→ **Aim of the exercise**: Every entry must be copied word for word.

→ **Entries**:
━━━━━━━━━━━━━━━━

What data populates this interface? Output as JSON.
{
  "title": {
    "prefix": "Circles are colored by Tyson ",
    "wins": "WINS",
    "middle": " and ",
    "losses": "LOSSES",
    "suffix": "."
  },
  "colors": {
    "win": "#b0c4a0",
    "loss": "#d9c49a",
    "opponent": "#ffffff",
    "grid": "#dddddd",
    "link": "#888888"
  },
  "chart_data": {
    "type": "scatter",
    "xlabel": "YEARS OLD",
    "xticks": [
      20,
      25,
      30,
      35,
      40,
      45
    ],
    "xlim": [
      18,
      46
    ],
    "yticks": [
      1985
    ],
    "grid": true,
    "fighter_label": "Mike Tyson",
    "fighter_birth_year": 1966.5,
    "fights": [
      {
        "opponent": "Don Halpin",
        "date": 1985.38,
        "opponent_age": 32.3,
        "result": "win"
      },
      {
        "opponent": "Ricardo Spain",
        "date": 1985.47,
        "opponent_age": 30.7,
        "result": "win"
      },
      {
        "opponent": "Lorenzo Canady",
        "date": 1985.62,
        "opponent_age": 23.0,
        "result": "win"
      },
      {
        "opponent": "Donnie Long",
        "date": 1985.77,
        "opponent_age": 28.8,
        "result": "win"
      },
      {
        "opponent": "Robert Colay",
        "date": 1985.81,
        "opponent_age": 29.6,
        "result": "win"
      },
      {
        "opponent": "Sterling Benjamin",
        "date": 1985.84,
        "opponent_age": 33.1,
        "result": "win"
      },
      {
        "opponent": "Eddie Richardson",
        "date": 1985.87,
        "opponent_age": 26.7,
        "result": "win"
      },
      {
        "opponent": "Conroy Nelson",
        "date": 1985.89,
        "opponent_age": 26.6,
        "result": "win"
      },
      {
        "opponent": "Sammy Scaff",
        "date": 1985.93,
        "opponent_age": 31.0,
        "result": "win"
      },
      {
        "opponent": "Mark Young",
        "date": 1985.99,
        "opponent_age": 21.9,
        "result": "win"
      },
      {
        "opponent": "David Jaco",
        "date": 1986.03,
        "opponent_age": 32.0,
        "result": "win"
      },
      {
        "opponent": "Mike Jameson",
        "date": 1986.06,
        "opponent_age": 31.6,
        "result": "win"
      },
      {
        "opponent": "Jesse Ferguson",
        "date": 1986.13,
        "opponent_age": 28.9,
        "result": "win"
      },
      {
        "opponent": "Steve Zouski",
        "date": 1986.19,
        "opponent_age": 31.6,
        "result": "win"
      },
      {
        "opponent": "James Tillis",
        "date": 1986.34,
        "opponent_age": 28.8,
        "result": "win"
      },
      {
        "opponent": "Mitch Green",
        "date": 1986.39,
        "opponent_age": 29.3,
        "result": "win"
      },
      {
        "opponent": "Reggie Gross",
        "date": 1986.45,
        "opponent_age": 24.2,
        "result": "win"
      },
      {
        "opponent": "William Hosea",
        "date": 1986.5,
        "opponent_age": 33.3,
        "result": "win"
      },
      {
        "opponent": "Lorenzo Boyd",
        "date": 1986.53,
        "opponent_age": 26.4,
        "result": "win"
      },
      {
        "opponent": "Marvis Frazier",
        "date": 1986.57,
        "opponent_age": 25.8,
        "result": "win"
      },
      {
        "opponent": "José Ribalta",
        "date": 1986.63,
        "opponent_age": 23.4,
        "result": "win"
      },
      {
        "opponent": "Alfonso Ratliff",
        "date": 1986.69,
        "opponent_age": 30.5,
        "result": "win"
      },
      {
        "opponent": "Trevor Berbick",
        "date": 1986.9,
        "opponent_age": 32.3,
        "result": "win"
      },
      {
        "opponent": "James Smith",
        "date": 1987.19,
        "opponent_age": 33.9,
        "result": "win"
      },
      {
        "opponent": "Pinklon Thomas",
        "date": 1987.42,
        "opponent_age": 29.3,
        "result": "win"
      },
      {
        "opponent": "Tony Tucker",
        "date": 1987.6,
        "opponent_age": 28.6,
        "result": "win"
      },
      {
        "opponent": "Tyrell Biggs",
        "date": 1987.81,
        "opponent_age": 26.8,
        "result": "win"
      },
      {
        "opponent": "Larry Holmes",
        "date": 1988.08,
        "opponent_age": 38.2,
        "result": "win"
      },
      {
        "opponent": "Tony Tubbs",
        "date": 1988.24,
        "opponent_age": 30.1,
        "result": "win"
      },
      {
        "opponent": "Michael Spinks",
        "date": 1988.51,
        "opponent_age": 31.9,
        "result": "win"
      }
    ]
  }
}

━━━━━━━━━━━━━━━━

→ **Task answer**:
What data populates this interface? Output as JSON.
{
  "title": {
    "prefix": "Circles are colored by Tyson ",
    "wins": "WINS",
    "middle": " and ",
    "losses": "LOSSES",
    "suffix": "."
  },
  "colors": {
    "win": "#b0c4a0",
    "loss": "#d9c49a",
    "opponent": "#ffffff",
    "grid": "#dddddd",
    "link": "#888888"
  },
  "chart_data": {
    "type": "scatter",
    "xlabel": "YEARS OLD",
    "xticks": [
      20,
      25,
      30,
      35,
      40,
      45
    ],
    "xlim": [
      18,
      46
    ],
    "yticks": [
      1985
    ],
    "grid": true,
    "fighter_label": "Mike Tyson",
    "fighter_birth_year": 1966.5,
    "fights": [
      {
        "opponent": "Don Halpin",
        "date": 1985.38,
        "opponent_age": 32.3,
        "result": "win"
      },
      {
        "opponent": "Ricardo Spain",
        "date": 1985.47,
        "opponent_age": 30.7,
        "result": "win"
      },
      {
        "opponent": "Lorenzo Canady",
        "date": 1985.62,
        "opponent_age": 23.0,
        "result": "win"
      },
      {
        "opponent": "Donnie Long",
        "date": 1985.77,
        "opponent_age": 28.8,
        "result": "win"
      },
      {
        "opponent": "Robert Colay",
        "date": 1985.81,
        "opponent_age": 29.6,
        "result": "win"
      },
      {
        "opponent": "Sterling Benjamin",
        "date": 1985.84,
        "opponent_age": 33.1,
        "result": "win"
      },
      {
        "opponent": "Eddie Richardson",
        "date": 1985.87,
        "opponent_age": 26.7,
        "result": "win"
      },
      {
        "opponent": "Conroy Nelson",
        "date": 1985.89,
        "opponent_age": 26.6,
        "result": "win"
      },
      {
        "opponent": "Sammy Scaff",
        "date": 1985.93,
        "opponent_age": 31.0,
        "result": "win"
      },
      {
        "opponent": "Mark Young",
        "date": 1985.99,
        "opponent_age": 21.9,
        "result": "win"
      },
      {
        "opponent": "David Jaco",
        "date": 1986.03,
        "opponent_age": 32.0,
        "result": "win"
      },
      {
        "opponent": "Mike Jameson",
        "date": 1986.06,
        "opponent_age": 31.6,
        "result": "win"
      },
      {
        "opponent": "Jesse Ferguson",
        "date": 1986.13,
        "opponent_age": 28.9,
        "result": "win"
      },
      {
        "opponent": "Steve Zouski",
        "date": 1986.19,
        "opponent_age": 31.6,
        "result": "win"
      },
      {
        "opponent": "James Tillis",
        "date": 1986.34,
        "opponent_age": 28.8,
        "result": "win"
      },
      {
        "opponent": "Mitch Green",
        "date": 1986.39,
        "opponent_age": 29.3,
        "result": "win"
      },
      {
        "opponent": "Reggie Gross",
        "date": 1986.45,
        "opponent_age": 24.2,
        "result": "win"
      },
      {
        "opponent": "William Hosea",
        "date": 1986.5,
        "opponent_age": 33.3,
        "result": "win"
      },
      {
        "opponent": "Lorenzo Boyd",
        "date": 1986.53,
        "opponent_age": 26.4,
        "result": "win"
      },
      {
        "opponent": "Marvis Frazier",
        "date": 1986.57,
        "opponent_age": 25.8,
        "result": "win"
      },
      {
        "opponent": "José Ribalta",
        "date": 1986.63,
        "opponent_age": 23.4,
        "result": "win"
      },
      {
        "opponent": "Alfonso Ratliff",
        "date": 1986.69,
        "opponent_age": 30.5,
        "result": "win"
      },
      {
        "opponent": "Trevor Berbick",
        "date": 1986.9,
        "opponent_age": 32.3,
        "result": "win"
      },
      {
        "opponent": "James Smith",
        "date": 1987.19,
        "opponent_age": 33.9,
        "result": "win"
      },
      {
        "opponent": "Pinklon Thomas",
        "date": 1987.42,
        "opponent_age": 29.3,
        "result": "win"
      },
      {
        "opponent": "Tony Tucker",
        "date": 1987.6,
        "opponent_age": 28.6,
        "result": "win"
      },
      {
        "opponent": "Tyrell Biggs",
        "date": 1987.81,
        "opponent_age": 26.8,
        "result": "win"
      },
      {
        "opponent": "Larry Holmes",
        "date": 1988.08,
        "opponent_age": 38.2,
        "result": "win"
      },
      {
        "opponent": "Tony Tubbs",
        "date": 1988.24,
        "opponent_age": 30.1,
        "result": "win"
      },
      {
        "opponent": "Michael Spinks",
        "date": 1988.51,
        "opponent_age": 31.9,
        "result": "win"
      }
    ]
  }
}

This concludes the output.